-- BEGIN Records provided --

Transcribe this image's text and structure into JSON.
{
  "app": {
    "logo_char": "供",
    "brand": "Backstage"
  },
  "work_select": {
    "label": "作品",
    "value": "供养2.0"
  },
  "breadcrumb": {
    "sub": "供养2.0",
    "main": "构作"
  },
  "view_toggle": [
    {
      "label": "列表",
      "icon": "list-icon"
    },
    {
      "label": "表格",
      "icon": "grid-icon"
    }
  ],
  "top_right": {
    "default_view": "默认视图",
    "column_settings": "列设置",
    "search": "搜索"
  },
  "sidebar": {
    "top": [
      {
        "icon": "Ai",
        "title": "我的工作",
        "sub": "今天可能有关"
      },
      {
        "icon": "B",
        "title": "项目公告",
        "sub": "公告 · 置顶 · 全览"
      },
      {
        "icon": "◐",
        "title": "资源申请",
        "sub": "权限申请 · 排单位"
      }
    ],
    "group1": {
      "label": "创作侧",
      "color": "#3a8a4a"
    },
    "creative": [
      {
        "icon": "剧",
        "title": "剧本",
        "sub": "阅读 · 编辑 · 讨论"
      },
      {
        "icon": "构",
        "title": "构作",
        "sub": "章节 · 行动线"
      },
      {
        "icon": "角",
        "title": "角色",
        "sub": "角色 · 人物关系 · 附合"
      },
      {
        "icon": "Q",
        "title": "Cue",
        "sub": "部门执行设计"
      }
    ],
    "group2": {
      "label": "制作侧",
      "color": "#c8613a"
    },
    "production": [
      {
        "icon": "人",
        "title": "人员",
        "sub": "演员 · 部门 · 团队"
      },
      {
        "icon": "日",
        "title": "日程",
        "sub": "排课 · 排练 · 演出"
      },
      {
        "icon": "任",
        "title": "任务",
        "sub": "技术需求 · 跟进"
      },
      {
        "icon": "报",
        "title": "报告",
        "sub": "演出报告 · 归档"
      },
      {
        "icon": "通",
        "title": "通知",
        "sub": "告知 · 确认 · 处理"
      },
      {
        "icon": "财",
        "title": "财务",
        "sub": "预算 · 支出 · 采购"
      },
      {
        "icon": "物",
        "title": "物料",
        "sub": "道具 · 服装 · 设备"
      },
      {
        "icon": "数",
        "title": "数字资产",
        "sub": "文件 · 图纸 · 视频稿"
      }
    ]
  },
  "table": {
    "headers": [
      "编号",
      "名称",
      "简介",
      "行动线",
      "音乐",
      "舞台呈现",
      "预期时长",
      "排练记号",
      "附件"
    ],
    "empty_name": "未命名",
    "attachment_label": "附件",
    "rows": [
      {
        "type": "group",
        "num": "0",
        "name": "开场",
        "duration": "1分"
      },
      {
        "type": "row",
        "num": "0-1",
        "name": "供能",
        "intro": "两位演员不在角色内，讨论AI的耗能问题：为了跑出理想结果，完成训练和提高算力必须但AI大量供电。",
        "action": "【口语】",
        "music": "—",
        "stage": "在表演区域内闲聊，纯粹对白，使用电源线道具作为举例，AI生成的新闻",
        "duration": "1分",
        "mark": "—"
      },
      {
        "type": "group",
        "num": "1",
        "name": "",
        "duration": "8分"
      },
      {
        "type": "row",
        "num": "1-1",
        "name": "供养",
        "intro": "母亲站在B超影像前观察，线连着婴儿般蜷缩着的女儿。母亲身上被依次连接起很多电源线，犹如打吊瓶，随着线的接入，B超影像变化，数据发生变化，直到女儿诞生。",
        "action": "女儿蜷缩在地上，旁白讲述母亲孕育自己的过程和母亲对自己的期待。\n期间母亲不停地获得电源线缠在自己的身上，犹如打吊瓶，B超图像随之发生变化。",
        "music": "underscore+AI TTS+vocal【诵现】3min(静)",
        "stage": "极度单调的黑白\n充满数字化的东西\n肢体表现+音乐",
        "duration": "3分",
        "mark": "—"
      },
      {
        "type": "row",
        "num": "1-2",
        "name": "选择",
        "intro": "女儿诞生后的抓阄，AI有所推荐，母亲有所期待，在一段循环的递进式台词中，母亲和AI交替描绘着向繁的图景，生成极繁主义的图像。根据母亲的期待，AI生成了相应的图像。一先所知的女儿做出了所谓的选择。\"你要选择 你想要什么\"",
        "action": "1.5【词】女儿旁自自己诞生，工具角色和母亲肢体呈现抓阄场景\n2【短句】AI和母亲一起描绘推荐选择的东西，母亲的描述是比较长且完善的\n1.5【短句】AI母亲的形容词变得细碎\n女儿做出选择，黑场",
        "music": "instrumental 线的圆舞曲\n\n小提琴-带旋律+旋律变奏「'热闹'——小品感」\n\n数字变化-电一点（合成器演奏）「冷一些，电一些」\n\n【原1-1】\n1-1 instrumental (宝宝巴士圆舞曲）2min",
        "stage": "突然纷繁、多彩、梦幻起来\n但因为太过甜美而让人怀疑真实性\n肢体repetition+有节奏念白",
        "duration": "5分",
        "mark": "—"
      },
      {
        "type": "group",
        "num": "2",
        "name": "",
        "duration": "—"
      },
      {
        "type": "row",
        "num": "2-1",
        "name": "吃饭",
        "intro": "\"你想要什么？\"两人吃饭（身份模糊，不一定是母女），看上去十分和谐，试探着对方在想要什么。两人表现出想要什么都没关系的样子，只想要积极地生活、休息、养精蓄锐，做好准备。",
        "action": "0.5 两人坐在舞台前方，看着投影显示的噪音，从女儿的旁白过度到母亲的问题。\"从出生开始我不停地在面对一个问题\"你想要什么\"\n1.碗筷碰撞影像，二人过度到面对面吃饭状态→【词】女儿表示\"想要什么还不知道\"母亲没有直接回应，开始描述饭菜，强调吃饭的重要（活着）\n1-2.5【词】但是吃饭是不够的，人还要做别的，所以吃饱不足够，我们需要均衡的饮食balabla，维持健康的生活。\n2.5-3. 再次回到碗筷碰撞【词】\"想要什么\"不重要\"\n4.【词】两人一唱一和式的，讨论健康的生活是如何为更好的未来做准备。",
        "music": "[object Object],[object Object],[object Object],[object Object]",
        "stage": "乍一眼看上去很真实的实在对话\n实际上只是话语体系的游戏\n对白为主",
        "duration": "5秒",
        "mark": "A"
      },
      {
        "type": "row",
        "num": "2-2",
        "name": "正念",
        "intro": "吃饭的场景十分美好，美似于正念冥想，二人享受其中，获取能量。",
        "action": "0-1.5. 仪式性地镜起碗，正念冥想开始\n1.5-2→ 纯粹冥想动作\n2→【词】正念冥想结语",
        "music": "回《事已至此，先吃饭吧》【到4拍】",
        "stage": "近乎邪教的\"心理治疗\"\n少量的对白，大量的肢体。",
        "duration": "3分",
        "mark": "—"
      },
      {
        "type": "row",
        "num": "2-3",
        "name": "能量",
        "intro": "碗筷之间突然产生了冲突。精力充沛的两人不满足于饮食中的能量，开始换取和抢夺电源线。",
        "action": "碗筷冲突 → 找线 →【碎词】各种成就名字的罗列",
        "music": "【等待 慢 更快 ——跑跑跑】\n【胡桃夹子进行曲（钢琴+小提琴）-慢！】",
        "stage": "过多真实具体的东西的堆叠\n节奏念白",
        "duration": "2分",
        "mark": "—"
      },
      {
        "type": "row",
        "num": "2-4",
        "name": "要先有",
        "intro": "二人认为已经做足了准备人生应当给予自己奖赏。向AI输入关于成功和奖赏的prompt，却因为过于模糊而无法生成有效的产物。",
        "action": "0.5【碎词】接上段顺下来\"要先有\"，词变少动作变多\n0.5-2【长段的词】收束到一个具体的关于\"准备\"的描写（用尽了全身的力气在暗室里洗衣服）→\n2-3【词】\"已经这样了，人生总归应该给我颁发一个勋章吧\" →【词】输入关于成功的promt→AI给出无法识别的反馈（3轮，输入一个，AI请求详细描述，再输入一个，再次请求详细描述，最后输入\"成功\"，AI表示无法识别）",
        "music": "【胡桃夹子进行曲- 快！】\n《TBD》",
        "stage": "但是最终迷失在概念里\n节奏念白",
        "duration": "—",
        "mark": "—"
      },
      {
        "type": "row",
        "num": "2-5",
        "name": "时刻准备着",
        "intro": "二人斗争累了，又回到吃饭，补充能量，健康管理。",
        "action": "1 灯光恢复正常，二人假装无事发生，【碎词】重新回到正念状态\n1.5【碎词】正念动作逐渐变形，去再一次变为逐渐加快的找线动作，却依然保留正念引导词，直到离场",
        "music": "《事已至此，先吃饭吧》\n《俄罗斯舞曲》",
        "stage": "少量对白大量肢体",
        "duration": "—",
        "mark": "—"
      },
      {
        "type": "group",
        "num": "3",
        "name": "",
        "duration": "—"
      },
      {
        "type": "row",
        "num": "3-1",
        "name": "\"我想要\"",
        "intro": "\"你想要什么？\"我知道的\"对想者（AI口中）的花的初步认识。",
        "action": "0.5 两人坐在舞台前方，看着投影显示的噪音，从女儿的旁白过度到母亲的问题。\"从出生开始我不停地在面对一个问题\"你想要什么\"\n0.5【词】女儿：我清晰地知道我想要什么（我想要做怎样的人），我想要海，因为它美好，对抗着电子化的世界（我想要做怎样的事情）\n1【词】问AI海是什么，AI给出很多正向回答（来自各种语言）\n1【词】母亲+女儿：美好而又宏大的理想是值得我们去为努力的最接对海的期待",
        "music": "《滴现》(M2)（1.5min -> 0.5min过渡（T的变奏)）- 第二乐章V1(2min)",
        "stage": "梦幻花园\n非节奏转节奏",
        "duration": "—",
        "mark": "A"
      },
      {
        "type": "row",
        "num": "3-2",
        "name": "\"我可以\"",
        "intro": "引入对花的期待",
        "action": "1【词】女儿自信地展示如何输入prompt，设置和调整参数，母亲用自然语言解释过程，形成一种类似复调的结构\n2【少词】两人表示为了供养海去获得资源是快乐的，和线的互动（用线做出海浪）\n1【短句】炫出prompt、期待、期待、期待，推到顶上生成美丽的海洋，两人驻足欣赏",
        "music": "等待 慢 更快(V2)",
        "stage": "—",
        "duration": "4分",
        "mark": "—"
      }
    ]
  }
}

-- END Records provided --

= Do this =
From the material above, gather all lines that include the string "先吃饭吧" and copy them.

= Correct answer =
        "music": "回《事已至此，先吃饭吧》【到4拍】",
        "music": "《事已至此，先吃饭吧》\n《俄罗斯舞曲》",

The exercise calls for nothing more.